-- Begin --

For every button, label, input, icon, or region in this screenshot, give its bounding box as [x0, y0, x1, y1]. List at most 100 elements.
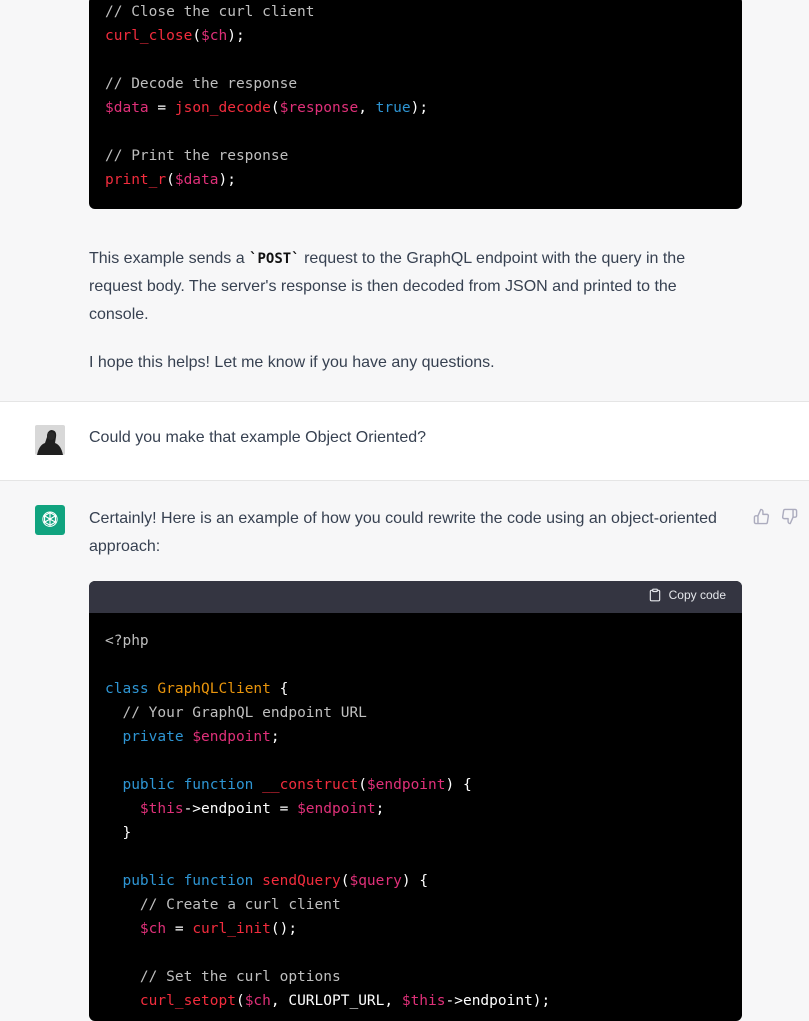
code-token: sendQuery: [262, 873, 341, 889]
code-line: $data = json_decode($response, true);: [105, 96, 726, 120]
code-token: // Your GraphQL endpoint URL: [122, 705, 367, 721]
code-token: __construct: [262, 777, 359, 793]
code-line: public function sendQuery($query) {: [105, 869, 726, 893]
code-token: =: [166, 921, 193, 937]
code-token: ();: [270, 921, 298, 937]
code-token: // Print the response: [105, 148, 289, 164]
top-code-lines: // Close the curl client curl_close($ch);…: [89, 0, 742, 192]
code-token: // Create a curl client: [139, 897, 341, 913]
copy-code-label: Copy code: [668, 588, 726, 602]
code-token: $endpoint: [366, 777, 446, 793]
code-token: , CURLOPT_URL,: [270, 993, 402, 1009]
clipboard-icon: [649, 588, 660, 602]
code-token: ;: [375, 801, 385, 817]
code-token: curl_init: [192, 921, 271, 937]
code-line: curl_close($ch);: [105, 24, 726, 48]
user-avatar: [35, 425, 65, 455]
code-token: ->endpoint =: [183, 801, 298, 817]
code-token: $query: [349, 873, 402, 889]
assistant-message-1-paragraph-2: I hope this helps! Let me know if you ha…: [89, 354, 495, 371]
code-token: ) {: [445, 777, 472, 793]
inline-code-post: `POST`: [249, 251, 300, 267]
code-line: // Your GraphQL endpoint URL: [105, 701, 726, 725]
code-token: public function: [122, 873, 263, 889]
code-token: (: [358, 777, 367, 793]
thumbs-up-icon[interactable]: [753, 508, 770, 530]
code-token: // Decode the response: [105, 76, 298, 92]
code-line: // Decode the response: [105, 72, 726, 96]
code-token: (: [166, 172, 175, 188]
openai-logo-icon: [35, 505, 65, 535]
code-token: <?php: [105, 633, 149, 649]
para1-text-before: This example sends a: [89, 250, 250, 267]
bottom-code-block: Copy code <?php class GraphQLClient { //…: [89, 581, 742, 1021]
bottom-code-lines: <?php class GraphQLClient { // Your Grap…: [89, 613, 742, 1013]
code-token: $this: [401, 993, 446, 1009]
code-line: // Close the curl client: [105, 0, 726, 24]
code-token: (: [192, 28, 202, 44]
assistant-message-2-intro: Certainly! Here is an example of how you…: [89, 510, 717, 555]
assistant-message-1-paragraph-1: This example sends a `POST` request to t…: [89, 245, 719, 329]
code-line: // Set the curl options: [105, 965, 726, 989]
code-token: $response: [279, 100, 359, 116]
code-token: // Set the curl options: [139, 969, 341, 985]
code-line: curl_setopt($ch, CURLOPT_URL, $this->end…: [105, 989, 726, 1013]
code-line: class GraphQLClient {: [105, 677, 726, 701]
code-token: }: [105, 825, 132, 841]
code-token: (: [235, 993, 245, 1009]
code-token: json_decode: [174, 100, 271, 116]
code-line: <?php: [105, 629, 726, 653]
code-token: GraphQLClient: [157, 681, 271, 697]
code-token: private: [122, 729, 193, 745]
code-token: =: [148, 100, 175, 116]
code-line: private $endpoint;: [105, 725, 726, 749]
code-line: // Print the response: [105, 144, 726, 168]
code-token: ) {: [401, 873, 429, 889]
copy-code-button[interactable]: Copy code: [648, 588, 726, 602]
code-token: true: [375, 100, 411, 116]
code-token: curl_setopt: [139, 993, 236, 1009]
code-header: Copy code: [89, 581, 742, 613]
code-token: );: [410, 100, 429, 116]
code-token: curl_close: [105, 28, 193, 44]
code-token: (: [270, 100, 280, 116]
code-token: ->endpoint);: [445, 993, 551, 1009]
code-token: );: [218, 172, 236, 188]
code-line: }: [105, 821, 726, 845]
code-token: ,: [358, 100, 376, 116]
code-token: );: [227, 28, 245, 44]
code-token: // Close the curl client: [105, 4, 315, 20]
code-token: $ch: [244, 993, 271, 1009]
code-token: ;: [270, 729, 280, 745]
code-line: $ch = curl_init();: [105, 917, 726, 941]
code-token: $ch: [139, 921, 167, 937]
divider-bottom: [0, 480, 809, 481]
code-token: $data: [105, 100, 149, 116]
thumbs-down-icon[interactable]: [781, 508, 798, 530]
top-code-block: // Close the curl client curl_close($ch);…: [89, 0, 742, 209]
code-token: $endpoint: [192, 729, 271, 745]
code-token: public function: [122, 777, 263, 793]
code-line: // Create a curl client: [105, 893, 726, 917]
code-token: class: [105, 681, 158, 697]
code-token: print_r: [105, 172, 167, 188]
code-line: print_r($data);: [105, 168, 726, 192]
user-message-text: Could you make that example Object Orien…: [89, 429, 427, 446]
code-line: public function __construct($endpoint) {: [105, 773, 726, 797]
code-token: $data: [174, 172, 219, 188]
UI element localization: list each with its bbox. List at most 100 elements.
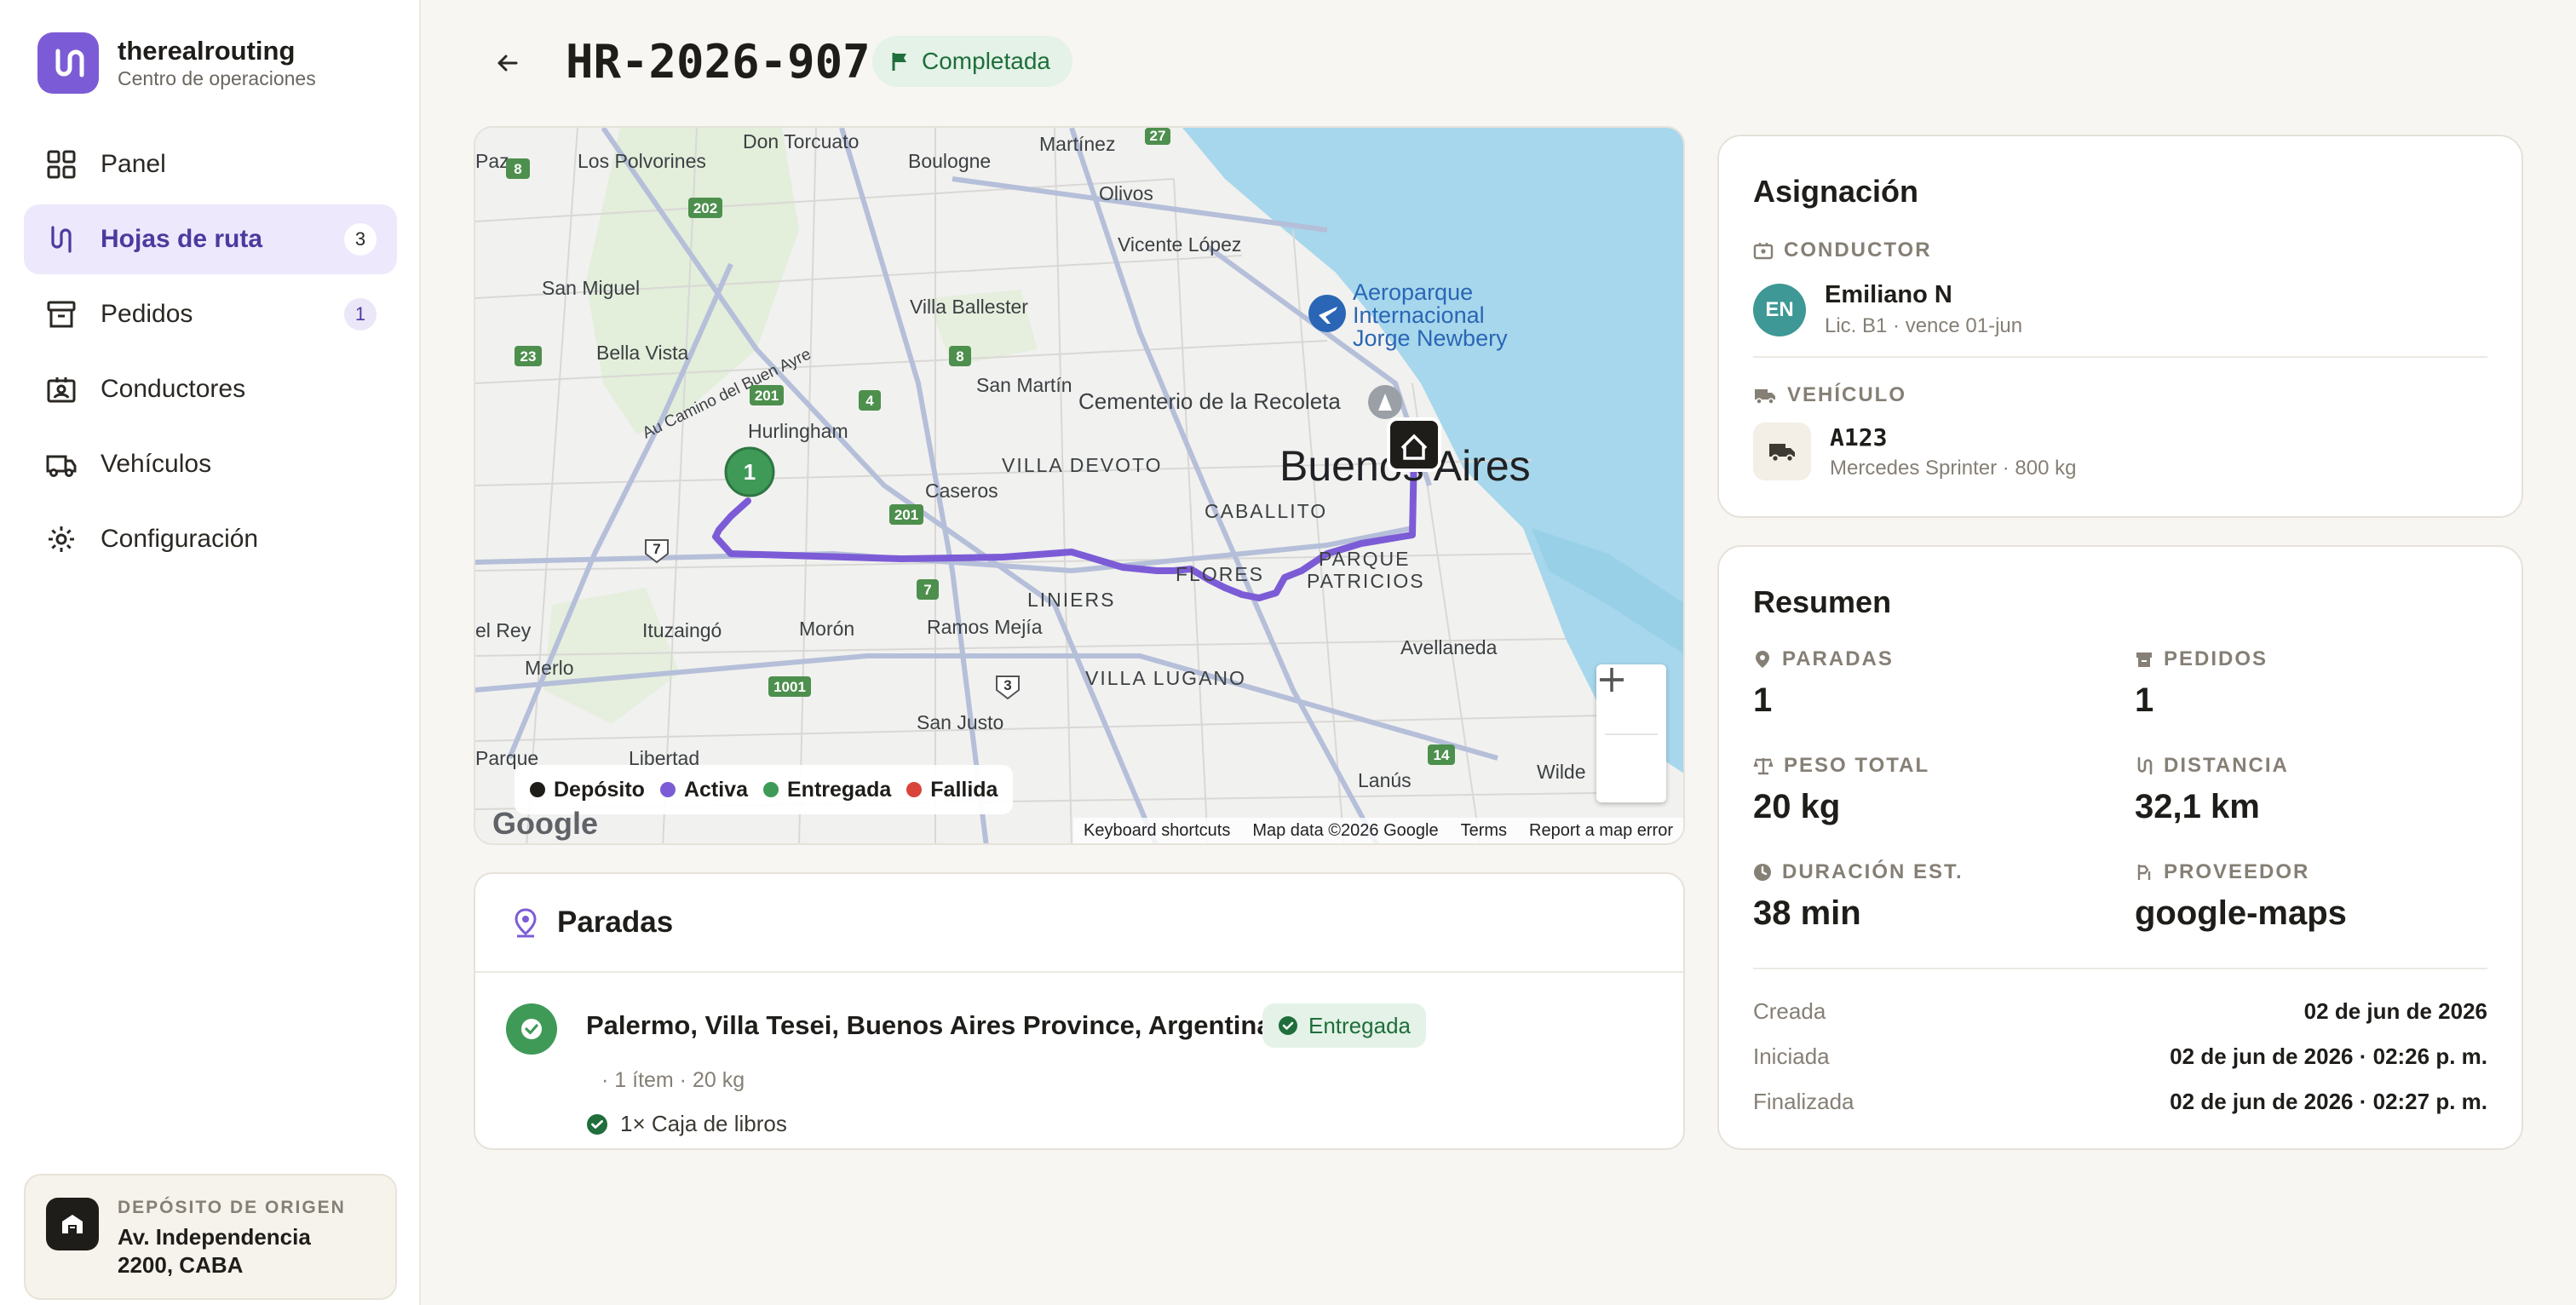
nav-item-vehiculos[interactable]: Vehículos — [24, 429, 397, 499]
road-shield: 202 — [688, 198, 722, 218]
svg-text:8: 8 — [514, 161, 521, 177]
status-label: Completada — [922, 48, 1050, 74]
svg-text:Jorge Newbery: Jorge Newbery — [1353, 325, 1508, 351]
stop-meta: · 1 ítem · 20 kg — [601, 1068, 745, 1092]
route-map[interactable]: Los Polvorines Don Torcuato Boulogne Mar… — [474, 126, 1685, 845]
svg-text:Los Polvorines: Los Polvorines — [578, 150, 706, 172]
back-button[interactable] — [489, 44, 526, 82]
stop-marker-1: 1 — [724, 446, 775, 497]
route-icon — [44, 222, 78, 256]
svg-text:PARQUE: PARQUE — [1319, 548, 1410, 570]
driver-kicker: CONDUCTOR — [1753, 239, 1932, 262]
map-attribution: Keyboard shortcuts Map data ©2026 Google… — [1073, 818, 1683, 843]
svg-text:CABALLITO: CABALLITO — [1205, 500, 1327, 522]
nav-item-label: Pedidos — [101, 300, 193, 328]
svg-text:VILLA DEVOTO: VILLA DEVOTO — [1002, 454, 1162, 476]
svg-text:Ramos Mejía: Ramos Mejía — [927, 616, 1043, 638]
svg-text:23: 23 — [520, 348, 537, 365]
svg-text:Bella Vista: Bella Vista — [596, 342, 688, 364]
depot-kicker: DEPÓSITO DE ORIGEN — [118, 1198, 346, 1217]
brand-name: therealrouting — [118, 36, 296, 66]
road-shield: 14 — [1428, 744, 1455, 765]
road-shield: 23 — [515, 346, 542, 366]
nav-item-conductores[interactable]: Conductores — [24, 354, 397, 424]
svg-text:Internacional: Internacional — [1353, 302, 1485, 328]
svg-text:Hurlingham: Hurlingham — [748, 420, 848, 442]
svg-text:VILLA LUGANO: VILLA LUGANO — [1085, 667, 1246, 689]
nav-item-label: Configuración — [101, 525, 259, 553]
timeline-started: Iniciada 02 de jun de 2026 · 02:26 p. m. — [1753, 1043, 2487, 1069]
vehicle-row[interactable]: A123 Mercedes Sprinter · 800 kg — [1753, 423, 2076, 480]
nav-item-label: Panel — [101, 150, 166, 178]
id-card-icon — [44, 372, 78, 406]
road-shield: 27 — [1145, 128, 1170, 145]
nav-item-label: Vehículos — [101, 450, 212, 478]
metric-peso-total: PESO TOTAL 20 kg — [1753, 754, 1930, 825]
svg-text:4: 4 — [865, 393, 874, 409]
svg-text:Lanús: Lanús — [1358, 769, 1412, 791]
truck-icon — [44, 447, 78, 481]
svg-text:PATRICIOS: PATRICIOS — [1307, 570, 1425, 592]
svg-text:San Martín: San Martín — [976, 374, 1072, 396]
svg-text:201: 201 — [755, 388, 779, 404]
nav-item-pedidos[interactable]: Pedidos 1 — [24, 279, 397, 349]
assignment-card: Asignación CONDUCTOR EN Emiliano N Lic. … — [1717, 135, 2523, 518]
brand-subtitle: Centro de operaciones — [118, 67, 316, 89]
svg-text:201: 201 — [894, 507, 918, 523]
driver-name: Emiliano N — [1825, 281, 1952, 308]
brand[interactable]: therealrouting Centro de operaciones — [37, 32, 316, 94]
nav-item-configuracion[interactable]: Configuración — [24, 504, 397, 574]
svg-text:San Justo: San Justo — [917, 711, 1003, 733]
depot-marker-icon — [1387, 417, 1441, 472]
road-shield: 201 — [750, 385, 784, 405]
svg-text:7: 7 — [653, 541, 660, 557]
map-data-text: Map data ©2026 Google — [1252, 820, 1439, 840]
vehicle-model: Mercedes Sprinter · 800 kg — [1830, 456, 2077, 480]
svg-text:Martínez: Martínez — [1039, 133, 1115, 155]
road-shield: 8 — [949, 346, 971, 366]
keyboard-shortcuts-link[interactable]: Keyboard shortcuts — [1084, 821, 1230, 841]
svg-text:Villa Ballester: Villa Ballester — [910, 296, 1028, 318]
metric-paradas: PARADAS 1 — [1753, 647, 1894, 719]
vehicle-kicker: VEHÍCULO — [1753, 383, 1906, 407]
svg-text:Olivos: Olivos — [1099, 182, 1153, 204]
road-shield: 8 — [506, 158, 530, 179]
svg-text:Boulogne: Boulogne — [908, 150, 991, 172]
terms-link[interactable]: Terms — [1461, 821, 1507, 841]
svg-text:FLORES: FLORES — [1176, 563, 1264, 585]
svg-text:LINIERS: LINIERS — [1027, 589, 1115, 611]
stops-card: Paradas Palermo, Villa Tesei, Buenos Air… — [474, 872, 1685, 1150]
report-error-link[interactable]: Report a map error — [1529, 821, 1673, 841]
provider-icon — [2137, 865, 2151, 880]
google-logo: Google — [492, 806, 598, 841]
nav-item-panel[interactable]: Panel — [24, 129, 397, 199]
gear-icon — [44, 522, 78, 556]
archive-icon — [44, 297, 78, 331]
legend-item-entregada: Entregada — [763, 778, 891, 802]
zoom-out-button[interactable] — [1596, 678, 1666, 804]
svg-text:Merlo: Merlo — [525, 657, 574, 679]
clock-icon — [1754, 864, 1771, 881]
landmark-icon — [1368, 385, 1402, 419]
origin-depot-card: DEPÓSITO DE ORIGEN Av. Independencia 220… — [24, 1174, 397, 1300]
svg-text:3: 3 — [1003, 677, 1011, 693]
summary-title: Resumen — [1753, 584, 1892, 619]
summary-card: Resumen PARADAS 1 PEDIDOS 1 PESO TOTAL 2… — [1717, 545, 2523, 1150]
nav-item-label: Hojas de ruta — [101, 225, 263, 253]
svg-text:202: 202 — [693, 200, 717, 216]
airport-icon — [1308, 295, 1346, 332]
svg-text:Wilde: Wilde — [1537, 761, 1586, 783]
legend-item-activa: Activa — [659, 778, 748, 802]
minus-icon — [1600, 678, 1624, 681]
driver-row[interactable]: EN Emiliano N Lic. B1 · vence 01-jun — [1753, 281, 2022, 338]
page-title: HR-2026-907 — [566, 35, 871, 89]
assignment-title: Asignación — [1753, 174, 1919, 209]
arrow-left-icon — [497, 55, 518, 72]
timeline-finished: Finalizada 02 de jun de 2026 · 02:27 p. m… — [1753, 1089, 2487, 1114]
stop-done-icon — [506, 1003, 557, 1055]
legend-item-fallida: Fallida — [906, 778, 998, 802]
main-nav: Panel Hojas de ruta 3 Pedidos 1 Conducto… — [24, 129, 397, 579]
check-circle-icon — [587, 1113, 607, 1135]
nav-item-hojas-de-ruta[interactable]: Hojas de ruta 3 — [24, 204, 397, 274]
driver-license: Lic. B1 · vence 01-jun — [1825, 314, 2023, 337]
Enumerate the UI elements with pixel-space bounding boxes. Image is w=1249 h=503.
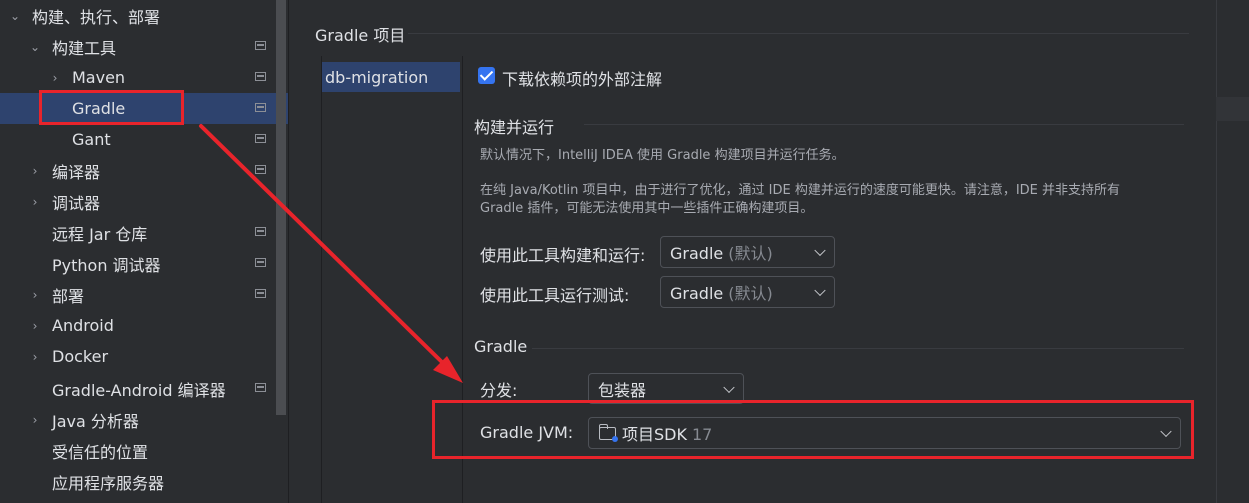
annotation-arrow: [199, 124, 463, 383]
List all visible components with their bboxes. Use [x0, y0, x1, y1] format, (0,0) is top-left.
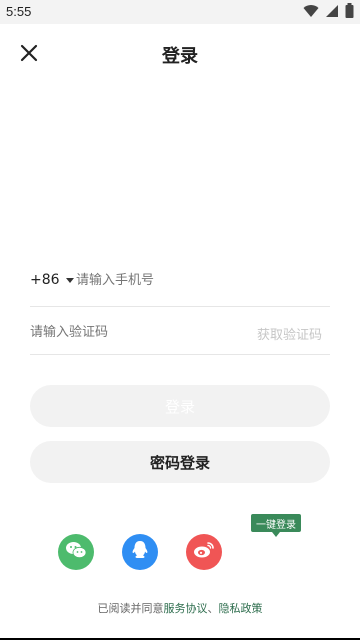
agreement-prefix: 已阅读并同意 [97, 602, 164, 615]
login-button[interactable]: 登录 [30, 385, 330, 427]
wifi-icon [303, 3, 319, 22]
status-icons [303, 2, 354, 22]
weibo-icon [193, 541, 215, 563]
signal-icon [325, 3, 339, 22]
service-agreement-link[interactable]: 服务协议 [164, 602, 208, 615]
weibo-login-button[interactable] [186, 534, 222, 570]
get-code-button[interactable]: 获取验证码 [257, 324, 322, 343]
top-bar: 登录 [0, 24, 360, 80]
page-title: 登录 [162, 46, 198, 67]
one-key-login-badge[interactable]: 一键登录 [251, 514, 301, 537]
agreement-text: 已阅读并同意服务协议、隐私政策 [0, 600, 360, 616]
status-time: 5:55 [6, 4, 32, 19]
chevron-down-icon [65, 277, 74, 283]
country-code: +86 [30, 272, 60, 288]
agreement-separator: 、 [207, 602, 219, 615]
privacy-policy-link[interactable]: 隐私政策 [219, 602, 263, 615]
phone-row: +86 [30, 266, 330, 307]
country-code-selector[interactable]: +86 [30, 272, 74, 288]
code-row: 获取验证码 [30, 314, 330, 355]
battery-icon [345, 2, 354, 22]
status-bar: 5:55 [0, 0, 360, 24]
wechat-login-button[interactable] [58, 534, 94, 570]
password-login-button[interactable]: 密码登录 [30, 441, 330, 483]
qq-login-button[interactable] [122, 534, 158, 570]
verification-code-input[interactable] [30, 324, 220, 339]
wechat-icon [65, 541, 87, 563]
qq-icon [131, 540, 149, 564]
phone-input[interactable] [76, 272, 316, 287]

-- End --

▸ **AIM OF THE TASK**: Format the items as a numbered list, leaving out blank lines, starting with the line that contains "annotation-arrow: [199, 124, 463, 383]" and going on through the line that contains "List all visible".

▸ **EXERCISE SOLUTION**:
1. annotation-arrow: [199, 124, 463, 383]
2. List all visible components with their bboxes. Use [x0, y0, x1, y1] format, (0,0) is top-left.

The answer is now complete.